[Items from a data source]
-- -- --
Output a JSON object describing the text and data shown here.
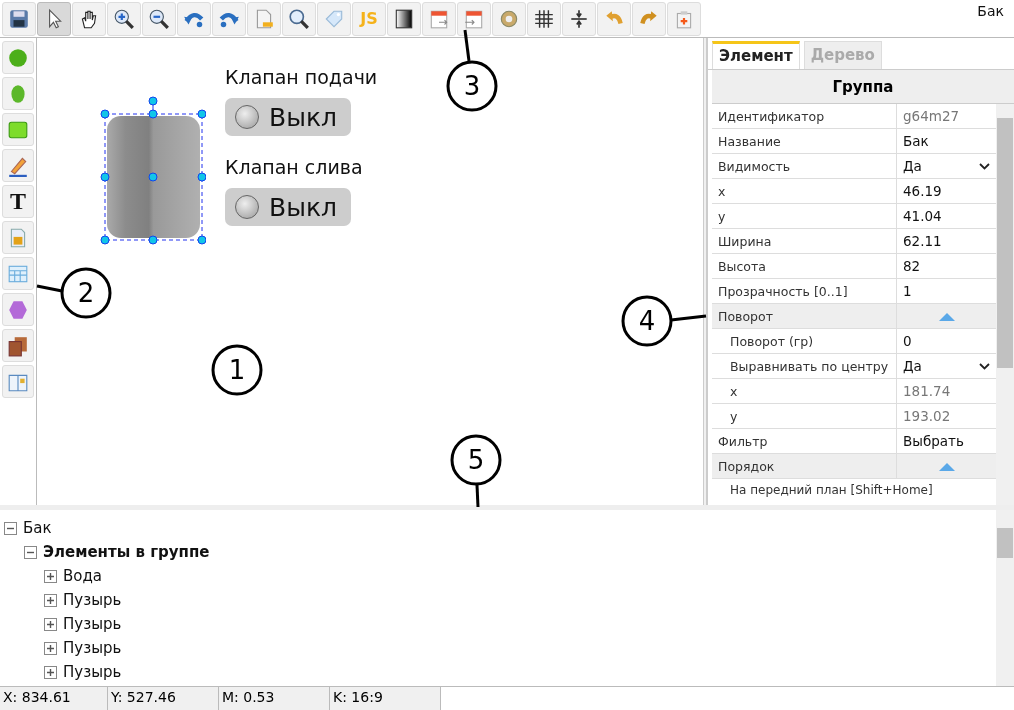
{
  "toolbar": {
    "buttons": [
      {
        "kind": "icon",
        "selected": false
      },
      {
        "kind": "icon",
        "selected": true
      },
      {
        "kind": "icon",
        "selected": false
      },
      {
        "kind": "icon",
        "selected": false
      },
      {
        "kind": "icon",
        "selected": false
      },
      {
        "kind": "icon",
        "selected": false
      },
      {
        "kind": "icon",
        "selected": false
      },
      {
        "kind": "icon",
        "selected": false
      },
      {
        "kind": "icon",
        "selected": false
      },
      {
        "kind": "icon",
        "selected": false
      },
      {
        "kind": "glyph",
        "label": "JS",
        "selected": false
      },
      {
        "kind": "icon",
        "selected": false
      },
      {
        "kind": "icon",
        "selected": false
      },
      {
        "kind": "icon",
        "selected": false
      },
      {
        "kind": "icon",
        "selected": false
      },
      {
        "kind": "icon",
        "selected": false
      },
      {
        "kind": "icon",
        "selected": false
      },
      {
        "kind": "icon",
        "selected": false
      },
      {
        "kind": "icon",
        "selected": false
      },
      {
        "kind": "icon",
        "selected": false
      }
    ],
    "title": "Бак"
  },
  "tools": [
    {
      "kind": "icon"
    },
    {
      "kind": "icon"
    },
    {
      "kind": "icon"
    },
    {
      "kind": "icon"
    },
    {
      "kind": "glyph",
      "label": "T"
    },
    {
      "kind": "icon"
    },
    {
      "kind": "icon"
    },
    {
      "kind": "icon"
    },
    {
      "kind": "icon"
    },
    {
      "kind": "icon"
    }
  ],
  "canvas": {
    "valves": [
      {
        "label": "Клапан подачи",
        "state": "Выкл",
        "on": false
      },
      {
        "label": "Клапан слива",
        "state": "Выкл",
        "on": false
      }
    ]
  },
  "callouts": [
    "1",
    "2",
    "3",
    "4",
    "5"
  ],
  "panel": {
    "tabs": [
      {
        "label": "Элемент",
        "selected": true
      },
      {
        "label": "Дерево",
        "selected": false
      }
    ],
    "header": "Группа",
    "properties": [
      {
        "kind": "text",
        "name": "Идентификатор",
        "value": "g64m27",
        "disabled": true
      },
      {
        "kind": "text",
        "name": "Название",
        "value": "Бак",
        "disabled": false
      },
      {
        "kind": "select",
        "name": "Видимость",
        "value": "Да",
        "disabled": false
      },
      {
        "kind": "text",
        "name": "x",
        "value": "46.19",
        "disabled": false
      },
      {
        "kind": "text",
        "name": "y",
        "value": "41.04",
        "disabled": false
      },
      {
        "kind": "text",
        "name": "Ширина",
        "value": "62.11",
        "disabled": false
      },
      {
        "kind": "text",
        "name": "Высота",
        "value": "82",
        "disabled": false
      },
      {
        "kind": "text",
        "name": "Прозрачность [0..1]",
        "value": "1",
        "disabled": false
      },
      {
        "kind": "section",
        "name": "Поворот",
        "expanded": true,
        "children": [
          {
            "kind": "text",
            "name": "Поворот (гр)",
            "value": "0",
            "disabled": false
          },
          {
            "kind": "select",
            "name": "Выравнивать по центру",
            "value": "Да",
            "disabled": false
          },
          {
            "kind": "text",
            "name": "x",
            "value": "181.74",
            "disabled": true
          },
          {
            "kind": "text",
            "name": "y",
            "value": "193.02",
            "disabled": true
          }
        ]
      },
      {
        "kind": "text",
        "name": "Фильтр",
        "value": "Выбрать",
        "disabled": false
      },
      {
        "kind": "section",
        "name": "Порядок",
        "expanded": true,
        "children": [
          {
            "kind": "action",
            "name": "На передний план [Shift+Home]"
          }
        ]
      }
    ]
  },
  "tree": [
    {
      "label": "Бак",
      "bold": false,
      "expanded": true,
      "children": [
        {
          "label": "Элементы в группе",
          "bold": true,
          "expanded": true,
          "children": [
            {
              "label": "Вода",
              "bold": false,
              "expanded": false
            },
            {
              "label": "Пузырь",
              "bold": false,
              "expanded": false
            },
            {
              "label": "Пузырь",
              "bold": false,
              "expanded": false
            },
            {
              "label": "Пузырь",
              "bold": false,
              "expanded": false
            },
            {
              "label": "Пузырь",
              "bold": false,
              "expanded": false
            }
          ]
        }
      ]
    }
  ],
  "status_bar": [
    "X: 834.61",
    "Y: 527.46",
    "M: 0.53",
    "K: 16:9"
  ]
}
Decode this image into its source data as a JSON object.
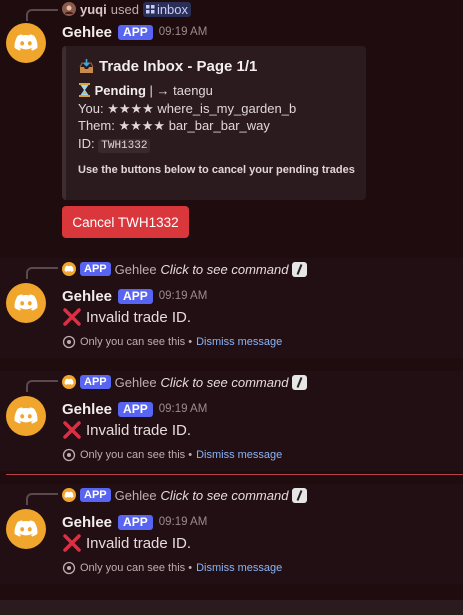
{
  "msg1": {
    "reply_user": "yuqi",
    "reply_action": "used",
    "reply_command": "inbox",
    "author": "Gehlee",
    "badge": "APP",
    "time": "09:19 AM",
    "embed": {
      "title": "Trade Inbox - Page 1/1",
      "status_label": "Pending",
      "status_sep": "| → taengu",
      "you_label": "You:",
      "you_value": "★★★★ where_is_my_garden_b",
      "them_label": "Them:",
      "them_value": "★★★★ bar_bar_bar_way",
      "id_label": "ID:",
      "id_value": "TWH1332",
      "footer": "Use the buttons below to cancel your pending trades"
    },
    "button": "Cancel TWH1332"
  },
  "ephemeral": {
    "reply_badge": "APP",
    "reply_author": "Gehlee",
    "reply_text": "Click to see command",
    "author": "Gehlee",
    "badge": "APP",
    "time": "09:19 AM",
    "content": "Invalid trade ID.",
    "note": "Only you can see this •",
    "dismiss": "Dismiss message"
  },
  "colors": {
    "background": "#1e0c0f",
    "accent": "#5865f2",
    "danger": "#da373c",
    "bot_avatar": "#f0a62c",
    "link": "#8ab4f8"
  },
  "icons": [
    "discord-logo-icon",
    "inbox-tray-icon",
    "hourglass-icon",
    "cross-mark-icon",
    "eye-icon",
    "slash-command-icon"
  ]
}
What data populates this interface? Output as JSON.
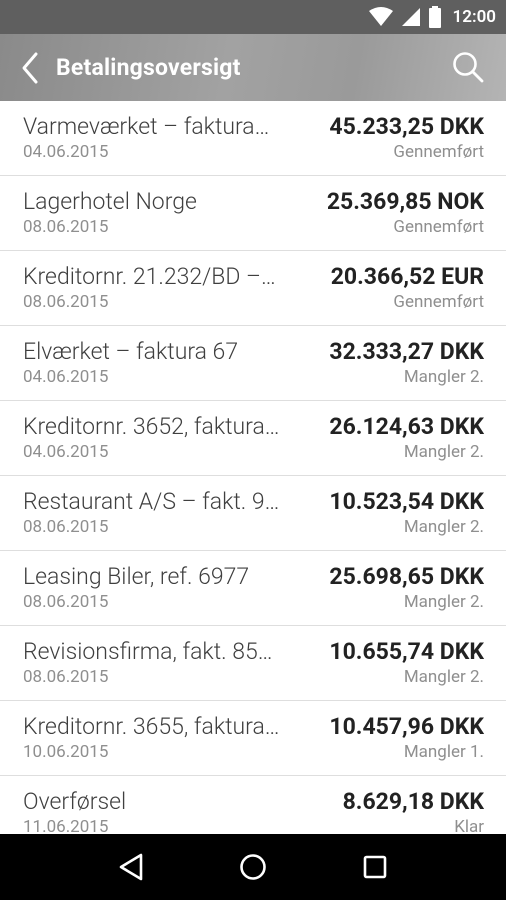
{
  "status_bar": {
    "time": "12:00"
  },
  "toolbar": {
    "title": "Betalingsoversigt"
  },
  "payments": [
    {
      "name": "Varmeværket – faktura…",
      "date": "04.06.2015",
      "amount": "45.233,25 DKK",
      "status": "Gennemført"
    },
    {
      "name": "Lagerhotel Norge",
      "date": "08.06.2015",
      "amount": "25.369,85 NOK",
      "status": "Gennemført"
    },
    {
      "name": "Kreditornr. 21.232/BD –…",
      "date": "08.06.2015",
      "amount": "20.366,52 EUR",
      "status": "Gennemført"
    },
    {
      "name": "Elværket – faktura 67",
      "date": "04.06.2015",
      "amount": "32.333,27 DKK",
      "status": "Mangler 2."
    },
    {
      "name": "Kreditornr. 3652, faktura…",
      "date": "04.06.2015",
      "amount": "26.124,63 DKK",
      "status": "Mangler 2."
    },
    {
      "name": "Restaurant A/S – fakt. 9…",
      "date": "08.06.2015",
      "amount": "10.523,54 DKK",
      "status": "Mangler 2."
    },
    {
      "name": "Leasing Biler, ref. 6977",
      "date": "08.06.2015",
      "amount": "25.698,65 DKK",
      "status": "Mangler 2."
    },
    {
      "name": "Revisionsfirma, fakt. 85…",
      "date": "08.06.2015",
      "amount": "10.655,74 DKK",
      "status": "Mangler 2."
    },
    {
      "name": "Kreditornr. 3655, faktura…",
      "date": "10.06.2015",
      "amount": "10.457,96 DKK",
      "status": "Mangler 1."
    },
    {
      "name": "Overførsel",
      "date": "11.06.2015",
      "amount": "8.629,18 DKK",
      "status": "Klar"
    }
  ]
}
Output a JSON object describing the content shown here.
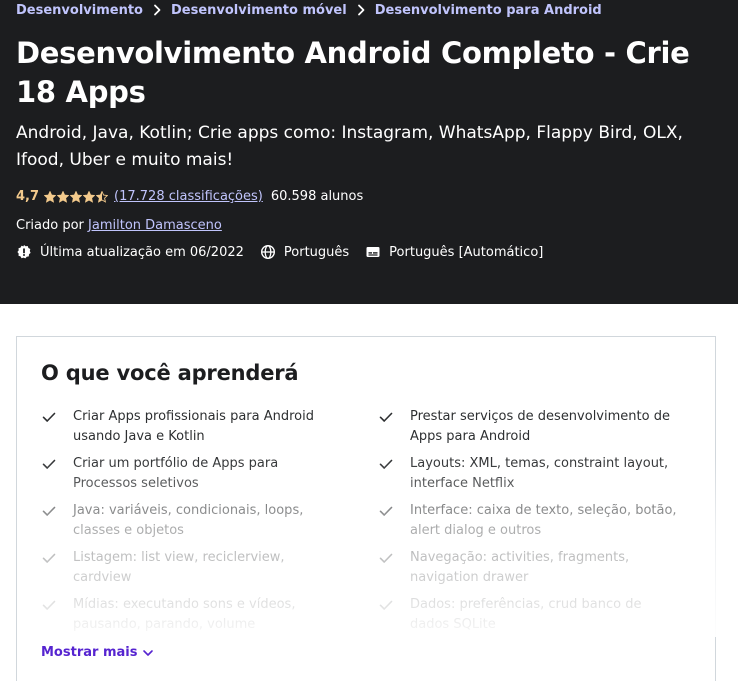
{
  "breadcrumb": [
    "Desenvolvimento",
    "Desenvolvimento móvel",
    "Desenvolvimento para Android"
  ],
  "course": {
    "title": "Desenvolvimento Android Completo - Crie 18 Apps",
    "subtitle": "Android, Java, Kotlin; Crie apps como: Instagram, WhatsApp, Flappy Bird, OLX, Ifood, Uber e muito mais!",
    "rating": "4,7",
    "rating_stars": 4.5,
    "ratings_count": "(17.728 classificações)",
    "students": "60.598 alunos",
    "created_by_label": "Criado por",
    "instructor": "Jamilton Damasceno",
    "last_updated": "Última atualização em 06/2022",
    "language": "Português",
    "captions": "Português [Automático]"
  },
  "learn": {
    "heading": "O que você aprenderá",
    "items": [
      "Criar Apps profissionais para Android usando Java e Kotlin",
      "Prestar serviços de desenvolvimento de Apps para Android",
      "Criar um portfólio de Apps para Processos seletivos",
      "Layouts: XML, temas, constraint layout, interface Netflix",
      "Java: variáveis, condicionais, loops, classes e objetos",
      "Interface: caixa de texto, seleção, botão, alert dialog e outros",
      "Listagem: list view, reciclerview, cardview",
      "Navegação: activities, fragments, navigation drawer",
      "Mídias: executando sons e vídeos, pausando, parando, volume",
      "Dados: preferências, crud banco de dados SQLite"
    ],
    "show_more": "Mostrar mais"
  },
  "colors": {
    "hero_bg": "#1c1d1f",
    "link_purple_light": "#c0c4fc",
    "rating_orange": "#f3ca8c",
    "accent_purple": "#5624d0"
  },
  "icons": {
    "breadcrumb_separator": "chevron-right-icon",
    "rating": "star-icon",
    "last_updated": "alert-badge-icon",
    "language": "globe-icon",
    "captions": "closed-captions-icon",
    "learn_item": "check-icon",
    "show_more": "chevron-down-icon"
  }
}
-- -- --
Goal
Work out how many lines of the material above contain the word "true", then give only that figure.

Correct result
10